TASK REQUIREMENTS: Copy every line from the material below that holds "more".

◇ ◇ ◇ ◇ ◇

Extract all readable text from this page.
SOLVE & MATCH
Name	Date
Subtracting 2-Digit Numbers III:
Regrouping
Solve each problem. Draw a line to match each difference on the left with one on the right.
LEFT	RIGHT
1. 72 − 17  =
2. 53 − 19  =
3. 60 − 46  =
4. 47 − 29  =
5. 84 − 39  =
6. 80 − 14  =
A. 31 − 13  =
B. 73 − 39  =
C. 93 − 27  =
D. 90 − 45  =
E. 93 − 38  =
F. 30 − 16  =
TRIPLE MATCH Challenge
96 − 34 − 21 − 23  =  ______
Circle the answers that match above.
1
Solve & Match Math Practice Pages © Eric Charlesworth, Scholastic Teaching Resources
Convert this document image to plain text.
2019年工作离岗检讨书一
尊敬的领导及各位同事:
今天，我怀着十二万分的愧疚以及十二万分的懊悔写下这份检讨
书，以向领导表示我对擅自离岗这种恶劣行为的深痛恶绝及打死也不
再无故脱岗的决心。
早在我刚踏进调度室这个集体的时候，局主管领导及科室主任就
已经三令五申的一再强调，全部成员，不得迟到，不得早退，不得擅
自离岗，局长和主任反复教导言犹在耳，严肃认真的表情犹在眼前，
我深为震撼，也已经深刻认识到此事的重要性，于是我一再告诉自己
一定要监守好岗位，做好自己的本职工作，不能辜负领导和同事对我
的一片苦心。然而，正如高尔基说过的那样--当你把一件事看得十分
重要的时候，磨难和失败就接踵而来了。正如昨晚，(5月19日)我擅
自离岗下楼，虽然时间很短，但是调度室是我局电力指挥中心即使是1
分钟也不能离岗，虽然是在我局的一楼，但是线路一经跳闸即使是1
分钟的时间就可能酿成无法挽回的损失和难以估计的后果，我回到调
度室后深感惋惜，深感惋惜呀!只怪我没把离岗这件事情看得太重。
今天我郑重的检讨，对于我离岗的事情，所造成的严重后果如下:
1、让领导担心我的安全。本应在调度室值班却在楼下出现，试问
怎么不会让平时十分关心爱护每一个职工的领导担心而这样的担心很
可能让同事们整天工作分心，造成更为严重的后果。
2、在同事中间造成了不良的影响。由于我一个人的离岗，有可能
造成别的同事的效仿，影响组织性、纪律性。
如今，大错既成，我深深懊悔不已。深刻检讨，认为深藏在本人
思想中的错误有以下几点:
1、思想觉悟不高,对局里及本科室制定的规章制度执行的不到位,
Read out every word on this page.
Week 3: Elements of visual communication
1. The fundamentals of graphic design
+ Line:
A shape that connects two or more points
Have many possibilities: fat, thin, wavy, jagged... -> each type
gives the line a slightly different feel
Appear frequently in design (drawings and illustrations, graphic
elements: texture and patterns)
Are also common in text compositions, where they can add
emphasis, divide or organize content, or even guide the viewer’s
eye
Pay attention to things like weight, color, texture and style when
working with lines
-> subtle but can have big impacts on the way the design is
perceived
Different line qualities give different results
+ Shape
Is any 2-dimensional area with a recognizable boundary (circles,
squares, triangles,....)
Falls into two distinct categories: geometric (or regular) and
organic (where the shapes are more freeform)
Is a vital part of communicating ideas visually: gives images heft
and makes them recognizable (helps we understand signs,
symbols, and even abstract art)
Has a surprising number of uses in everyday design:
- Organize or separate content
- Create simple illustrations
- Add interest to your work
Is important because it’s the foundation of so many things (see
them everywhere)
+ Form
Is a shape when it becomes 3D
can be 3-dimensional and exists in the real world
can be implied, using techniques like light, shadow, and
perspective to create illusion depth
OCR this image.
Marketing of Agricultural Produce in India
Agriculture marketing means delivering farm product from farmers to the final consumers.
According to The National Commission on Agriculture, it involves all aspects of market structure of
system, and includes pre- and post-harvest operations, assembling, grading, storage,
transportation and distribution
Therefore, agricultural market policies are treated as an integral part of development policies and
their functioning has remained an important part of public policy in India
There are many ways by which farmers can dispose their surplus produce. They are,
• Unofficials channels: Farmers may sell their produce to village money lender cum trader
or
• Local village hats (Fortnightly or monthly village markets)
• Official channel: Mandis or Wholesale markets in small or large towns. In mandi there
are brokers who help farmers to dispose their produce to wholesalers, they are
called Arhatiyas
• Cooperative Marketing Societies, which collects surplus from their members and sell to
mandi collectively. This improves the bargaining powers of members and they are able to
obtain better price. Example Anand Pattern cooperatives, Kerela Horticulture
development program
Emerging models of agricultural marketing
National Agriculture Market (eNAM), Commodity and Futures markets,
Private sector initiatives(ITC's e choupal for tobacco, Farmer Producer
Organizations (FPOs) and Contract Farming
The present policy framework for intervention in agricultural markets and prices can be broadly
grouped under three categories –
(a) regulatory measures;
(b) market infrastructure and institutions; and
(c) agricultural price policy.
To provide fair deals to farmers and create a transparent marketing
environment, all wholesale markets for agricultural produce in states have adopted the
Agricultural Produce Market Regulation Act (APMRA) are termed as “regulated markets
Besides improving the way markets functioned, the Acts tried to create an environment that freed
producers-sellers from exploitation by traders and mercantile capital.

◇ ◇ ◇ ◇ ◇

REPLY TO THE EXERCISE:
A shape that connects two or more points
organic (where the shapes are more freeform)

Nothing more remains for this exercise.